— START Records shown —

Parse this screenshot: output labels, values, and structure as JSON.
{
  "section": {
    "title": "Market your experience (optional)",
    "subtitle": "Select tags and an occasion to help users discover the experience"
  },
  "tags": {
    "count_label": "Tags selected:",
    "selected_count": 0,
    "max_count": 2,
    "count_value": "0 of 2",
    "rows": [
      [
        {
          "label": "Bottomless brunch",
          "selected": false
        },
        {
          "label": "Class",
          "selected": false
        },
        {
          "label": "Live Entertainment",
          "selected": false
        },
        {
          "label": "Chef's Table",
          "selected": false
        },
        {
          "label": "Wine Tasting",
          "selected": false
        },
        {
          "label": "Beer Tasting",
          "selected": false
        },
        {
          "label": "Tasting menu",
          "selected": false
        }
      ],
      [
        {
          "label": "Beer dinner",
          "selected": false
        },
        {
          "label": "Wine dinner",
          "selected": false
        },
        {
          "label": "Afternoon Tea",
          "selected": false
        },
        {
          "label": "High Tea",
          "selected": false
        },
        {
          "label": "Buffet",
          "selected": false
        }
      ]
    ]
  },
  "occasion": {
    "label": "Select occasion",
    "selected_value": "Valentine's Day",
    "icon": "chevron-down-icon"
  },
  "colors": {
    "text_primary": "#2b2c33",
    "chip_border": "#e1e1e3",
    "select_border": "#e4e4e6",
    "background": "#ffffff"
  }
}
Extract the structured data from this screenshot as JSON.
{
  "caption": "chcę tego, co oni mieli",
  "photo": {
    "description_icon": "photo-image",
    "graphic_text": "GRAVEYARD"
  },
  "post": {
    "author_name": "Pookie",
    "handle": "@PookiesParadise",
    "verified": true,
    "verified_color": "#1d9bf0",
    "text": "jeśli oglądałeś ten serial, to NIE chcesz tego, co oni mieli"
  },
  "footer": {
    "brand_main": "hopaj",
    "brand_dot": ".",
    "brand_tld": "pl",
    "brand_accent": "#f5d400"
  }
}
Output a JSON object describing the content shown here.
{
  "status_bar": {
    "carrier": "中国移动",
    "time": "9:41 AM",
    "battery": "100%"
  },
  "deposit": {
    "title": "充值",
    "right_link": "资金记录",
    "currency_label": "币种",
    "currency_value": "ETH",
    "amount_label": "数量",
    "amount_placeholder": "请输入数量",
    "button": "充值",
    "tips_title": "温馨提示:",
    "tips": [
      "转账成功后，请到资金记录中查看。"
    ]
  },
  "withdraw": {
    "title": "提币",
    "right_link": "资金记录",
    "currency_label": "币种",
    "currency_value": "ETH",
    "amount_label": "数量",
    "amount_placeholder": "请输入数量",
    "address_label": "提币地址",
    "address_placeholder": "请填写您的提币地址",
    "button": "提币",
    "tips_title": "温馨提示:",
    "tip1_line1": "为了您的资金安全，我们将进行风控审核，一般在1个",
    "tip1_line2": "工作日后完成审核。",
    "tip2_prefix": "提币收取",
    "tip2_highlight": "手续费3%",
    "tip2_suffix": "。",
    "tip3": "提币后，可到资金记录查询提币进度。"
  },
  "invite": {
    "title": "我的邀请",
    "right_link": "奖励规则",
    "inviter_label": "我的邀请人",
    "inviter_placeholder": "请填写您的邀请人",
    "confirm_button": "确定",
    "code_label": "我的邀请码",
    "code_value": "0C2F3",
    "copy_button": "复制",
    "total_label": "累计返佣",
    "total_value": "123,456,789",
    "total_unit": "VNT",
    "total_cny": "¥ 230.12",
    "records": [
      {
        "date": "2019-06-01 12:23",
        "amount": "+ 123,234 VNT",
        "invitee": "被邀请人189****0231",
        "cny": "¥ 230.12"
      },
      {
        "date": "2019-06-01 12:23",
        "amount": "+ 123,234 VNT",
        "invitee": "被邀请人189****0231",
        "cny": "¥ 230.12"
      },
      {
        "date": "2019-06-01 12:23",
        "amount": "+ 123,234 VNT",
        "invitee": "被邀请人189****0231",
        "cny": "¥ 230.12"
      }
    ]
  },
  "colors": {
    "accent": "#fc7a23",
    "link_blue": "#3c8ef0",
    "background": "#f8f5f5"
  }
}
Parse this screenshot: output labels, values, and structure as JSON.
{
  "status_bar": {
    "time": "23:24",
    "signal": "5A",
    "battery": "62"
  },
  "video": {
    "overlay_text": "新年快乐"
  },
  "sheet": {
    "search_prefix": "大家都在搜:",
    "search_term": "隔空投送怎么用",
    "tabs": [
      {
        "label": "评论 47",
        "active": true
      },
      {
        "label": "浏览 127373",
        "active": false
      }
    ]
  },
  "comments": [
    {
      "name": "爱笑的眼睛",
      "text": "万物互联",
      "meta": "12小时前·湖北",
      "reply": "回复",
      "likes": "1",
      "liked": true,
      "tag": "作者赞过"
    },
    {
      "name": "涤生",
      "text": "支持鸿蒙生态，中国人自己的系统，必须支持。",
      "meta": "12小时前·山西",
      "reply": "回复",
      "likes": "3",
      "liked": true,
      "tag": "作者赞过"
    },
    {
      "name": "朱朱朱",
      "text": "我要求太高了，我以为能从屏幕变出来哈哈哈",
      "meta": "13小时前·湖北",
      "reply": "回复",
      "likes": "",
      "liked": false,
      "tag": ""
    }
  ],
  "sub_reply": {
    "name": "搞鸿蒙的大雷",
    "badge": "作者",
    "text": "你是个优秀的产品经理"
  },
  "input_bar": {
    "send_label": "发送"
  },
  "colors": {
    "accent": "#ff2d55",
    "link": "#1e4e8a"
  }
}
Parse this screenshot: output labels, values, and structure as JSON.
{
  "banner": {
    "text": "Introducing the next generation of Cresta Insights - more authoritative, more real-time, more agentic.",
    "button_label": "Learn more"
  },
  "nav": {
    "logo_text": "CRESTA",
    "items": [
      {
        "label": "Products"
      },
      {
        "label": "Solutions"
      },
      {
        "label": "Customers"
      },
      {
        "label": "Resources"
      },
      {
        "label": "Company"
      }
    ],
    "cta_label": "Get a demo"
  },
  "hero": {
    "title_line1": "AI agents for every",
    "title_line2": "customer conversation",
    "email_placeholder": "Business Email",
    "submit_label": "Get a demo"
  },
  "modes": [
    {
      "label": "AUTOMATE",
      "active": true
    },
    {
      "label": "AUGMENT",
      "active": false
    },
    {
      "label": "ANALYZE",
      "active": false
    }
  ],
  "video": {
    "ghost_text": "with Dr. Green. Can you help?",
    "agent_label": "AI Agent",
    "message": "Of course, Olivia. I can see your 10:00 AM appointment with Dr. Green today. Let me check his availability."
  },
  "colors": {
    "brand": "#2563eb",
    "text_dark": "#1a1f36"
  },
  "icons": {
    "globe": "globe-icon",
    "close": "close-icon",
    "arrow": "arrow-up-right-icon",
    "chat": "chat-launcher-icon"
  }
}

— END Records shown —

→ Set exercise
Extract all of the data shown above and repeat it verbatim.

→ Answer to this task
Parse this screenshot: output labels, values, and structure as JSON.
{
  "section": {
    "title": "Market your experience (optional)",
    "subtitle": "Select tags and an occasion to help users discover the experience"
  },
  "tags": {
    "count_label": "Tags selected:",
    "selected_count": 0,
    "max_count": 2,
    "count_value": "0 of 2",
    "rows": [
      [
        {
          "label": "Bottomless brunch",
          "selected": false
        },
        {
          "label": "Class",
          "selected": false
        },
        {
          "label": "Live Entertainment",
          "selected": false
        },
        {
          "label": "Chef's Table",
          "selected": false
        },
        {
          "label": "Wine Tasting",
          "selected": false
        },
        {
          "label": "Beer Tasting",
          "selected": false
        },
        {
          "label": "Tasting menu",
          "selected": false
        }
      ],
      [
        {
          "label": "Beer dinner",
          "selected": false
        },
        {
          "label": "Wine dinner",
          "selected": false
        },
        {
          "label": "Afternoon Tea",
          "selected": false
        },
        {
          "label": "High Tea",
          "selected": false
        },
        {
          "label": "Buffet",
          "selected": false
        }
      ]
    ]
  },
  "occasion": {
    "label": "Select occasion",
    "selected_value": "Valentine's Day",
    "icon": "chevron-down-icon"
  },
  "colors": {
    "text_primary": "#2b2c33",
    "chip_border": "#e1e1e3",
    "select_border": "#e4e4e6",
    "background": "#ffffff"
  }
}
Extract the structured data from this screenshot as JSON.
{
  "caption": "chcę tego, co oni mieli",
  "photo": {
    "description_icon": "photo-image",
    "graphic_text": "GRAVEYARD"
  },
  "post": {
    "author_name": "Pookie",
    "handle": "@PookiesParadise",
    "verified": true,
    "verified_color": "#1d9bf0",
    "text": "jeśli oglądałeś ten serial, to NIE chcesz tego, co oni mieli"
  },
  "footer": {
    "brand_main": "hopaj",
    "brand_dot": ".",
    "brand_tld": "pl",
    "brand_accent": "#f5d400"
  }
}
Output a JSON object describing the content shown here.
{
  "status_bar": {
    "carrier": "中国移动",
    "time": "9:41 AM",
    "battery": "100%"
  },
  "deposit": {
    "title": "充值",
    "right_link": "资金记录",
    "currency_label": "币种",
    "currency_value": "ETH",
    "amount_label": "数量",
    "amount_placeholder": "请输入数量",
    "button": "充值",
    "tips_title": "温馨提示:",
    "tips": [
      "转账成功后，请到资金记录中查看。"
    ]
  },
  "withdraw": {
    "title": "提币",
    "right_link": "资金记录",
    "currency_label": "币种",
    "currency_value": "ETH",
    "amount_label": "数量",
    "amount_placeholder": "请输入数量",
    "address_label": "提币地址",
    "address_placeholder": "请填写您的提币地址",
    "button": "提币",
    "tips_title": "温馨提示:",
    "tip1_line1": "为了您的资金安全，我们将进行风控审核，一般在1个",
    "tip1_line2": "工作日后完成审核。",
    "tip2_prefix": "提币收取",
    "tip2_highlight": "手续费3%",
    "tip2_suffix": "。",
    "tip3": "提币后，可到资金记录查询提币进度。"
  },
  "invite": {
    "title": "我的邀请",
    "right_link": "奖励规则",
    "inviter_label": "我的邀请人",
    "inviter_placeholder": "请填写您的邀请人",
    "confirm_button": "确定",
    "code_label": "我的邀请码",
    "code_value": "0C2F3",
    "copy_button": "复制",
    "total_label": "累计返佣",
    "total_value": "123,456,789",
    "total_unit": "VNT",
    "total_cny": "¥ 230.12",
    "records": [
      {
        "date": "2019-06-01 12:23",
        "amount": "+ 123,234 VNT",
        "invitee": "被邀请人189****0231",
        "cny": "¥ 230.12"
      },
      {
        "date": "2019-06-01 12:23",
        "amount": "+ 123,234 VNT",
        "invitee": "被邀请人189****0231",
        "cny": "¥ 230.12"
      },
      {
        "date": "2019-06-01 12:23",
        "amount": "+ 123,234 VNT",
        "invitee": "被邀请人189****0231",
        "cny": "¥ 230.12"
      }
    ]
  },
  "colors": {
    "accent": "#fc7a23",
    "link_blue": "#3c8ef0",
    "background": "#f8f5f5"
  }
}
Parse this screenshot: output labels, values, and structure as JSON.
{
  "status_bar": {
    "time": "23:24",
    "signal": "5A",
    "battery": "62"
  },
  "video": {
    "overlay_text": "新年快乐"
  },
  "sheet": {
    "search_prefix": "大家都在搜:",
    "search_term": "隔空投送怎么用",
    "tabs": [
      {
        "label": "评论 47",
        "active": true
      },
      {
        "label": "浏览 127373",
        "active": false
      }
    ]
  },
  "comments": [
    {
      "name": "爱笑的眼睛",
      "text": "万物互联",
      "meta": "12小时前·湖北",
      "reply": "回复",
      "likes": "1",
      "liked": true,
      "tag": "作者赞过"
    },
    {
      "name": "涤生",
      "text": "支持鸿蒙生态，中国人自己的系统，必须支持。",
      "meta": "12小时前·山西",
      "reply": "回复",
      "likes": "3",
      "liked": true,
      "tag": "作者赞过"
    },
    {
      "name": "朱朱朱",
      "text": "我要求太高了，我以为能从屏幕变出来哈哈哈",
      "meta": "13小时前·湖北",
      "reply": "回复",
      "likes": "",
      "liked": false,
      "tag": ""
    }
  ],
  "sub_reply": {
    "name": "搞鸿蒙的大雷",
    "badge": "作者",
    "text": "你是个优秀的产品经理"
  },
  "input_bar": {
    "send_label": "发送"
  },
  "colors": {
    "accent": "#ff2d55",
    "link": "#1e4e8a"
  }
}
Parse this screenshot: output labels, values, and structure as JSON.
{
  "banner": {
    "text": "Introducing the next generation of Cresta Insights - more authoritative, more real-time, more agentic.",
    "button_label": "Learn more"
  },
  "nav": {
    "logo_text": "CRESTA",
    "items": [
      {
        "label": "Products"
      },
      {
        "label": "Solutions"
      },
      {
        "label": "Customers"
      },
      {
        "label": "Resources"
      },
      {
        "label": "Company"
      }
    ],
    "cta_label": "Get a demo"
  },
  "hero": {
    "title_line1": "AI agents for every",
    "title_line2": "customer conversation",
    "email_placeholder": "Business Email",
    "submit_label": "Get a demo"
  },
  "modes": [
    {
      "label": "AUTOMATE",
      "active": true
    },
    {
      "label": "AUGMENT",
      "active": false
    },
    {
      "label": "ANALYZE",
      "active": false
    }
  ],
  "video": {
    "ghost_text": "with Dr. Green. Can you help?",
    "agent_label": "AI Agent",
    "message": "Of course, Olivia. I can see your 10:00 AM appointment with Dr. Green today. Let me check his availability."
  },
  "colors": {
    "brand": "#2563eb",
    "text_dark": "#1a1f36"
  },
  "icons": {
    "globe": "globe-icon",
    "close": "close-icon",
    "arrow": "arrow-up-right-icon",
    "chat": "chat-launcher-icon"
  }
}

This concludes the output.